> [Stored entries]
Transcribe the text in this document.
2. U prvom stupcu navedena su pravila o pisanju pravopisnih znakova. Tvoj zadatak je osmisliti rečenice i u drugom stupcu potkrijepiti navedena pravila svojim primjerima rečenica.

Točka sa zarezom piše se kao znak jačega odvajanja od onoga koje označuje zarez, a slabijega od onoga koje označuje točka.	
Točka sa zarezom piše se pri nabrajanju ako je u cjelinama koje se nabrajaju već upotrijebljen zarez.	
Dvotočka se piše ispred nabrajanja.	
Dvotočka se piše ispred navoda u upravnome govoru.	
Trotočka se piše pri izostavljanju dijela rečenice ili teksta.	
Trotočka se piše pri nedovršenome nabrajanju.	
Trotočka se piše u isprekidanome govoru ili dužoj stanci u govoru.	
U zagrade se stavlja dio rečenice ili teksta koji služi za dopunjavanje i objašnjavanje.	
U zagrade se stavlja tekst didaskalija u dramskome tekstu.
---
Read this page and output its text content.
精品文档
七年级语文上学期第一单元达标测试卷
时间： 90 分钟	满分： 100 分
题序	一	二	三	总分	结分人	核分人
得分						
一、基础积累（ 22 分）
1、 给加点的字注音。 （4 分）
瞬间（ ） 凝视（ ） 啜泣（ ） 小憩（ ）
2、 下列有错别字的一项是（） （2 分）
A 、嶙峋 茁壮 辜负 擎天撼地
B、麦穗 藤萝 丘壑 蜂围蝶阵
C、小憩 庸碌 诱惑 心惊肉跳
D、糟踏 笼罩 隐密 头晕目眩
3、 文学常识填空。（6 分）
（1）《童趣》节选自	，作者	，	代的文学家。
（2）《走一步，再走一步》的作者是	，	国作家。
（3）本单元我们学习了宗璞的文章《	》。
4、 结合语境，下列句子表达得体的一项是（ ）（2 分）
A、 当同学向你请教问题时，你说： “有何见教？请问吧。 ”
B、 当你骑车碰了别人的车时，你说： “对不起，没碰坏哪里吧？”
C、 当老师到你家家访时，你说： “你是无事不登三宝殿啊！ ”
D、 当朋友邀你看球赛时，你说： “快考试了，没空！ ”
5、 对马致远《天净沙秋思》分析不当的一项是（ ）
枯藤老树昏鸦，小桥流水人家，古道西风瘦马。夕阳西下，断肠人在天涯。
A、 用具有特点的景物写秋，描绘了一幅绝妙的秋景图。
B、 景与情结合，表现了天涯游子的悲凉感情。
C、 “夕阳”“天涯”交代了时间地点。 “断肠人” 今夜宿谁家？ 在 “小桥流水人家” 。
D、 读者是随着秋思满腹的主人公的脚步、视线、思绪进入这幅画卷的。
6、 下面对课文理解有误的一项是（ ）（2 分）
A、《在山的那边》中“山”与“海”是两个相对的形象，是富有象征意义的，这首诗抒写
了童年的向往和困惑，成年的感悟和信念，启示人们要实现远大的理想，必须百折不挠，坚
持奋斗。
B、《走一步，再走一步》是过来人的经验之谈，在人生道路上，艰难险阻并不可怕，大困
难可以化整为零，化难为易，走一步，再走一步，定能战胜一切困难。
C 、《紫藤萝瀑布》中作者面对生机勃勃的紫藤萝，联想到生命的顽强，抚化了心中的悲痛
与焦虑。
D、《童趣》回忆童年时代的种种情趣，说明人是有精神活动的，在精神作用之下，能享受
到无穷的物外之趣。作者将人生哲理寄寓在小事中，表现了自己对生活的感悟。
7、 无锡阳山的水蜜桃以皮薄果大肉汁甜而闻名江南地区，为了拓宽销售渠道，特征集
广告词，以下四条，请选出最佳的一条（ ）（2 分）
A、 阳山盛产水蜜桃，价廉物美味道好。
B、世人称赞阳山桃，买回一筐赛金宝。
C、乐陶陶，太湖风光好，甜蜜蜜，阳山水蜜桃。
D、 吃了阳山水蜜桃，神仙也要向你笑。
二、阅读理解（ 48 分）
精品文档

> [TASK STATEMENT] Check every line of the data, and copy the ones that contain "再走一步".

> [EXPECTED ANSWER]
（2）《走一步，再走一步》的作者是	，	国作家。
B、《走一步，再走一步》是过来人的经验之谈，在人生道路上，艰难险阻并不可怕，大困
难可以化整为零，化难为易，走一步，再走一步，定能战胜一切困难。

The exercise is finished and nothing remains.